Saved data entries
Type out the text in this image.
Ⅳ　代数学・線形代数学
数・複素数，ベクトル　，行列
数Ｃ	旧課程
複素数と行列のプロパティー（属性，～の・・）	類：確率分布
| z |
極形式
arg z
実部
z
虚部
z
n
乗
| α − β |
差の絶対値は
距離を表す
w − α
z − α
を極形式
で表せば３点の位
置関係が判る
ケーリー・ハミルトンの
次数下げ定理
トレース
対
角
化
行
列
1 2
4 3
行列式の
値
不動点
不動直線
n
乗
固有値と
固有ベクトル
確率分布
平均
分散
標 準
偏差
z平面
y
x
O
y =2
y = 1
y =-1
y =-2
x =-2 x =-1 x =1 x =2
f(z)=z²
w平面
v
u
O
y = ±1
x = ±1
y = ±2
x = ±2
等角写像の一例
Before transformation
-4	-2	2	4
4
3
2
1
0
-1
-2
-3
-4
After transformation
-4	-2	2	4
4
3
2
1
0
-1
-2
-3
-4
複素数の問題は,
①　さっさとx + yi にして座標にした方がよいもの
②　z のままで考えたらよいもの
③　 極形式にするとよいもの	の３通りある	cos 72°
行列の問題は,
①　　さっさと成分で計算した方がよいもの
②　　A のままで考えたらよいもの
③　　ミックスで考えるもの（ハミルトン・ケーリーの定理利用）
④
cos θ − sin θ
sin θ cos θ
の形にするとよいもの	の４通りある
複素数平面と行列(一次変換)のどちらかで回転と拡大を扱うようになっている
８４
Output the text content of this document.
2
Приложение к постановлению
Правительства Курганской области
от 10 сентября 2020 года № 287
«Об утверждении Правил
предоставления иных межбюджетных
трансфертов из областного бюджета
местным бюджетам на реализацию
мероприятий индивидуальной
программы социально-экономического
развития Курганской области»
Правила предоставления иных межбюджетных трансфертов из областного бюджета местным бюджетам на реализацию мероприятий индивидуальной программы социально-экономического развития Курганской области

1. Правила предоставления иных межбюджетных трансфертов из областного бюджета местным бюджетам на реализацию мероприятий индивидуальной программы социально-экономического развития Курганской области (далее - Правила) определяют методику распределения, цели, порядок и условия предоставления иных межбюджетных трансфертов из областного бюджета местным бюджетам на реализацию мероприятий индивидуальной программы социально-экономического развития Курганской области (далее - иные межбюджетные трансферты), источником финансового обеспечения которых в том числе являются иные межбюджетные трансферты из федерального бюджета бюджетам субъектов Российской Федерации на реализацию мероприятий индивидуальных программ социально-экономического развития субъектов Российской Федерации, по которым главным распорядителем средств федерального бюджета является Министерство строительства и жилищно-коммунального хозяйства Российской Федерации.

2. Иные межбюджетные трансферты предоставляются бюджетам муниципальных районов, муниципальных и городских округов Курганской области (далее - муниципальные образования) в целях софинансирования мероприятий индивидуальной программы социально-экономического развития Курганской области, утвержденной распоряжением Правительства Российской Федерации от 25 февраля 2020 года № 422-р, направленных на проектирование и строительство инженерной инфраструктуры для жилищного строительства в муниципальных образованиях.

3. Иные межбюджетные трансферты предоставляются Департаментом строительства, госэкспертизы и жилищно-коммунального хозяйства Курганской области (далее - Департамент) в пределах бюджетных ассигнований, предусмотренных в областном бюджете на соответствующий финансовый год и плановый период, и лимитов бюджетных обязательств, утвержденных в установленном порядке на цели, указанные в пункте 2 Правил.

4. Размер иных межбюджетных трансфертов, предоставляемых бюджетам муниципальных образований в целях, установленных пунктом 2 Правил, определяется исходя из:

WHAT IS NEEDED –
Return every line in the listing that contains the word "программы".

WRITTEN REPLY –
программы социально-экономического
Правила предоставления иных межбюджетных трансфертов из областного бюджета местным бюджетам на реализацию мероприятий индивидуальной программы социально-экономического развития Курганской области
1. Правила предоставления иных межбюджетных трансфертов из областного бюджета местным бюджетам на реализацию мероприятий индивидуальной программы социально-экономического развития Курганской области (далее - Правила) определяют методику распределения, цели, порядок и условия предоставления иных межбюджетных трансфертов из областного бюджета местным бюджетам на реализацию мероприятий индивидуальной программы социально-экономического развития Курганской области (далее - иные межбюджетные трансферты), источником финансового обеспечения которых в том числе являются иные межбюджетные трансферты из федерального бюджета бюджетам субъектов Российской Федерации на реализацию мероприятий индивидуальных программ социально-экономического развития субъектов Российской Федерации, по которым главным распорядителем средств федерального бюджета является Министерство строительства и жилищно-коммунального хозяйства Российской Федерации.
2. Иные межбюджетные трансферты предоставляются бюджетам муниципальных районов, муниципальных и городских округов Курганской области (далее - муниципальные образования) в целях софинансирования мероприятий индивидуальной программы социально-экономического развития Курганской области, утвержденной распоряжением Правительства Российской Федерации от 25 февраля 2020 года № 422-р, направленных на проектирование и строительство инженерной инфраструктуры для жилищного строительства в муниципальных образованиях.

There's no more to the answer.